■ **RECORDS SHOWN**:

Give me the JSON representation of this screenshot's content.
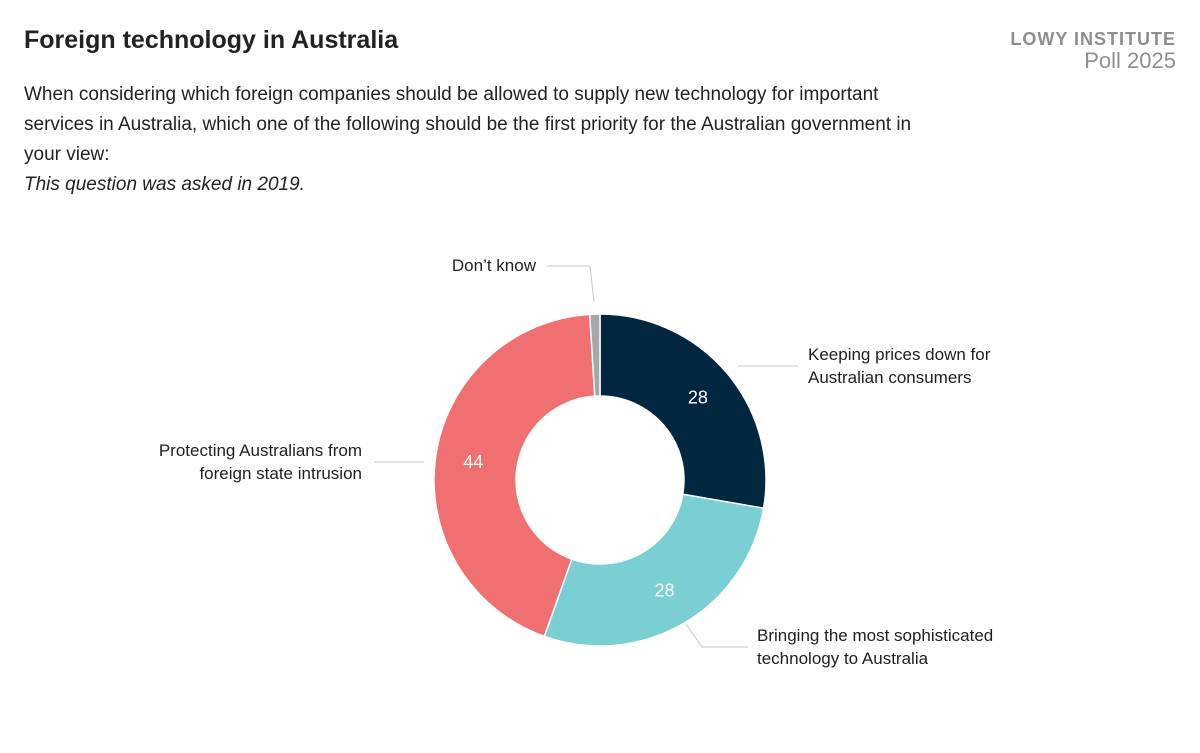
{
  "header": {
    "title": "Foreign technology in Australia",
    "question": "When considering which foreign companies should be allowed to supply new technology for important services in Australia, which one of the following should be the first priority for the Australian government in your view:",
    "note": "This question was asked in 2019."
  },
  "brand": {
    "name": "LOWY INSTITUTE",
    "poll": "Poll 2025"
  },
  "chart_data": {
    "type": "pie",
    "donut": true,
    "slices": [
      {
        "label": "Keeping prices down for Australian consumers",
        "value": 28,
        "color": "#002640"
      },
      {
        "label": "Bringing the most sophisticated technology to Australia",
        "value": 28,
        "color": "#7acfd2"
      },
      {
        "label": "Protecting Australians from foreign state intrusion",
        "value": 44,
        "color": "#f07072"
      },
      {
        "label": "Don’t know",
        "value": 1,
        "color": "#a5a8ab"
      }
    ],
    "value_labels": [
      "28",
      "28",
      "44",
      ""
    ]
  }
}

■ **EXERCISE PROMPT**:
Give back the entries verbatim. Do not include any picture.

■ **CORRECT RESPONSE**:
Give me the JSON representation of this screenshot's content.
{
  "header": {
    "title": "Foreign technology in Australia",
    "question": "When considering which foreign companies should be allowed to supply new technology for important services in Australia, which one of the following should be the first priority for the Australian government in your view:",
    "note": "This question was asked in 2019."
  },
  "brand": {
    "name": "LOWY INSTITUTE",
    "poll": "Poll 2025"
  },
  "chart_data": {
    "type": "pie",
    "donut": true,
    "slices": [
      {
        "label": "Keeping prices down for Australian consumers",
        "value": 28,
        "color": "#002640"
      },
      {
        "label": "Bringing the most sophisticated technology to Australia",
        "value": 28,
        "color": "#7acfd2"
      },
      {
        "label": "Protecting Australians from foreign state intrusion",
        "value": 44,
        "color": "#f07072"
      },
      {
        "label": "Don’t know",
        "value": 1,
        "color": "#a5a8ab"
      }
    ],
    "value_labels": [
      "28",
      "28",
      "44",
      ""
    ]
  }
}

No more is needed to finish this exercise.